• EXTRACTED ENTRIES:

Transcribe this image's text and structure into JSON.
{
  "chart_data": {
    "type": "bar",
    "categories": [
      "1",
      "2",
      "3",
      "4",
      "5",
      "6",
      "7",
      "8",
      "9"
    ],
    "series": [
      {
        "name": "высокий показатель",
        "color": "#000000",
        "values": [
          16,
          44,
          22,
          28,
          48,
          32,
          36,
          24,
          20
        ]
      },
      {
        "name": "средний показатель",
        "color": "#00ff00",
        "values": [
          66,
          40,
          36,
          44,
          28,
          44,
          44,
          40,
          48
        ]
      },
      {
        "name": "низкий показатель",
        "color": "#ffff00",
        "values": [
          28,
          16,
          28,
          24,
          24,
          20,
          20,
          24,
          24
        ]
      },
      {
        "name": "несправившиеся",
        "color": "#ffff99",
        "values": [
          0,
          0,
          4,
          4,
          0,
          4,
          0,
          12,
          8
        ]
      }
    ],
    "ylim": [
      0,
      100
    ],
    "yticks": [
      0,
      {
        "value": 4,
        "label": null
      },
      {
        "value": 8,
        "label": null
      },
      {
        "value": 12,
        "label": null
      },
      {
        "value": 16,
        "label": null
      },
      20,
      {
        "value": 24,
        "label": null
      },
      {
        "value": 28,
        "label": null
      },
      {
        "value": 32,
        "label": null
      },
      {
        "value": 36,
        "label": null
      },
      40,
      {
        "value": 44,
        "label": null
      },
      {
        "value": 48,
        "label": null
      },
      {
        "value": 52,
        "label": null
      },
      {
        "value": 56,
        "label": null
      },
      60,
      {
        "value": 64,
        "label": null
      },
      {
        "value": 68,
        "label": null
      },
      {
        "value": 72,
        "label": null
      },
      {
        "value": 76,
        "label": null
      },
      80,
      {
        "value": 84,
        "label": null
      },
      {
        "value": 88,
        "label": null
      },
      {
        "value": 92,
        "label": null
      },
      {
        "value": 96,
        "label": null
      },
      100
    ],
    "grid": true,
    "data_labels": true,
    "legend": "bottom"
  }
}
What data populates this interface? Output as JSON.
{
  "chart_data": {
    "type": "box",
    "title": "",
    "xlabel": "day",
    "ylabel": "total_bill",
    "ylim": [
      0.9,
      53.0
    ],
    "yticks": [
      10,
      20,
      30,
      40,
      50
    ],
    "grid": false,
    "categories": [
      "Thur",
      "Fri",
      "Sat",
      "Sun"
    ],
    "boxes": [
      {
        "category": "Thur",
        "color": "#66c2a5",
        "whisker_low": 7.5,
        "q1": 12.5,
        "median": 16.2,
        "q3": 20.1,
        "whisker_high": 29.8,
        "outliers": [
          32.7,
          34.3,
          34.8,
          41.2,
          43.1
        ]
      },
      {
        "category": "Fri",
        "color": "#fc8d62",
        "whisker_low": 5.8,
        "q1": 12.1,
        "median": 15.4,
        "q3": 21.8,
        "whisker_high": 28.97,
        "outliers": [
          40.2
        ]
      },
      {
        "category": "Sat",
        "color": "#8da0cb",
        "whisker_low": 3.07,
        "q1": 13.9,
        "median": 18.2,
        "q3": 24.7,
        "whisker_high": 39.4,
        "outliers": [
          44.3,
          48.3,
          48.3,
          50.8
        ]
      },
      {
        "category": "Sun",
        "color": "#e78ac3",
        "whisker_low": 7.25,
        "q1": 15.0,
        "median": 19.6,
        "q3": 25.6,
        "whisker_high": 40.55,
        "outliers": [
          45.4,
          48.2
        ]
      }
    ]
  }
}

• EXERCISE PROMPT: Copy out every line of the data that includes the word "JSON".

• THE COMPLETED TASK:
Transcribe this image's text and structure into JSON.
What data populates this interface? Output as JSON.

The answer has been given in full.